Objective>
Return the lines beginning at the one that contains "Convert this document image to plain text." and continuing to the end of the entries, including both ends, exactly as written and nothing else.

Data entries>
______

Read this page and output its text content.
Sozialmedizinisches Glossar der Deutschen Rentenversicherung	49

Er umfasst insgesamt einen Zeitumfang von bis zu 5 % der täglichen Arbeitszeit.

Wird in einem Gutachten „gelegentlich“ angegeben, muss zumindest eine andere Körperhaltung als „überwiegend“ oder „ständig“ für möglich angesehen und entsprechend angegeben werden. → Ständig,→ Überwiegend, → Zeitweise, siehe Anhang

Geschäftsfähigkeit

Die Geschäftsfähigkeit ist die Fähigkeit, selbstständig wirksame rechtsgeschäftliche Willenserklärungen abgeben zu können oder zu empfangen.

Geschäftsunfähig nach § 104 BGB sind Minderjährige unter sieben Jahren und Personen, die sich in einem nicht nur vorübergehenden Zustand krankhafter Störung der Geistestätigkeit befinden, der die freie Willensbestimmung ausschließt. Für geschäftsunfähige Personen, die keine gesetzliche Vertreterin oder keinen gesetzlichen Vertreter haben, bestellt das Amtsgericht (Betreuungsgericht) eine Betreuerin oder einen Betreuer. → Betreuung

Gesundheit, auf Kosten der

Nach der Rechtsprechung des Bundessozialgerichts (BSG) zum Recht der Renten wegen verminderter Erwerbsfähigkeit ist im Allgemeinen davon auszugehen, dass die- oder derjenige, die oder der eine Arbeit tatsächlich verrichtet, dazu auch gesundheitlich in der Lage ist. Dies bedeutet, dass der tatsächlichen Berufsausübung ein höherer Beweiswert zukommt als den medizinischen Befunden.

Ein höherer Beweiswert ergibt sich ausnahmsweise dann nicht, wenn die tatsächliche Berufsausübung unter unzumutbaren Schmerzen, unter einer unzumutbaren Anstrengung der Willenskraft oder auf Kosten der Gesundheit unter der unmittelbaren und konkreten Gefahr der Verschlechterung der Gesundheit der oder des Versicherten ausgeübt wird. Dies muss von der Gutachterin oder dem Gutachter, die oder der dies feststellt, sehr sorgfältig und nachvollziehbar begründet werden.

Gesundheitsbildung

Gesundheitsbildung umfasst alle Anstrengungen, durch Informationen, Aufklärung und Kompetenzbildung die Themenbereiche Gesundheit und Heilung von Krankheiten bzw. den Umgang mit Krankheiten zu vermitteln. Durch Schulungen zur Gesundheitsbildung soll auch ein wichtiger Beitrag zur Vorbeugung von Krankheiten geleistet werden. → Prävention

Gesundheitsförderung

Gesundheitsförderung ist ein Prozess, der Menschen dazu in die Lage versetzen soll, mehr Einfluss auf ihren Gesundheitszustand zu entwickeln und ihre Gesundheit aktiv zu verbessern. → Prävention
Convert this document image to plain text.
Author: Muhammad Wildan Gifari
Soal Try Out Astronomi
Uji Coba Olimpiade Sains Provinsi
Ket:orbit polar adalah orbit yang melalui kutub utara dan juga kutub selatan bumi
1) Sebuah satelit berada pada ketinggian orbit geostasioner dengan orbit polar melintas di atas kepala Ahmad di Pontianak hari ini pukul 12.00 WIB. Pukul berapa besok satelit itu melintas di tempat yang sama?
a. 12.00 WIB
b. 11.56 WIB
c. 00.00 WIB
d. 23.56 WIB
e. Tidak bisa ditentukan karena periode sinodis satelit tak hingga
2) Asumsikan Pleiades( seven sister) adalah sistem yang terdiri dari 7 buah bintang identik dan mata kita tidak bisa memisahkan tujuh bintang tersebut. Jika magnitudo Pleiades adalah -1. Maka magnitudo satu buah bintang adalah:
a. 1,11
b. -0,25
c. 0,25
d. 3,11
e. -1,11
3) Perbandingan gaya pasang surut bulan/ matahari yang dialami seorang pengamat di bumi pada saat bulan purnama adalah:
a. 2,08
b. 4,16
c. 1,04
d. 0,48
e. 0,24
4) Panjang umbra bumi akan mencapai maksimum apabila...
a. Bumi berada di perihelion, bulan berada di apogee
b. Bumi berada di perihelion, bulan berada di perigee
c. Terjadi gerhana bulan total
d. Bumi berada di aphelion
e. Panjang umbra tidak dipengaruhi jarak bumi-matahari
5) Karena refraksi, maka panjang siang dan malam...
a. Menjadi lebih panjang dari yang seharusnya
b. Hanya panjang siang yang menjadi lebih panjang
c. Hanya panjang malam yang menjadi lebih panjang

______

Exercise response>
Convert this document image to plain text.
Author: Muhammad Wildan Gifari
Soal Try Out Astronomi
Uji Coba Olimpiade Sains Provinsi
Ket:orbit polar adalah orbit yang melalui kutub utara dan juga kutub selatan bumi
1) Sebuah satelit berada pada ketinggian orbit geostasioner dengan orbit polar melintas di atas kepala Ahmad di Pontianak hari ini pukul 12.00 WIB. Pukul berapa besok satelit itu melintas di tempat yang sama?
a. 12.00 WIB
b. 11.56 WIB
c. 00.00 WIB
d. 23.56 WIB
e. Tidak bisa ditentukan karena periode sinodis satelit tak hingga
2) Asumsikan Pleiades( seven sister) adalah sistem yang terdiri dari 7 buah bintang identik dan mata kita tidak bisa memisahkan tujuh bintang tersebut. Jika magnitudo Pleiades adalah -1. Maka magnitudo satu buah bintang adalah:
a. 1,11
b. -0,25
c. 0,25
d. 3,11
e. -1,11
3) Perbandingan gaya pasang surut bulan/ matahari yang dialami seorang pengamat di bumi pada saat bulan purnama adalah:
a. 2,08
b. 4,16
c. 1,04
d. 0,48
e. 0,24
4) Panjang umbra bumi akan mencapai maksimum apabila...
a. Bumi berada di perihelion, bulan berada di apogee
b. Bumi berada di perihelion, bulan berada di perigee
c. Terjadi gerhana bulan total
d. Bumi berada di aphelion
e. Panjang umbra tidak dipengaruhi jarak bumi-matahari
5) Karena refraksi, maka panjang siang dan malam...
a. Menjadi lebih panjang dari yang seharusnya
b. Hanya panjang siang yang menjadi lebih panjang
c. Hanya panjang malam yang menjadi lebih panjang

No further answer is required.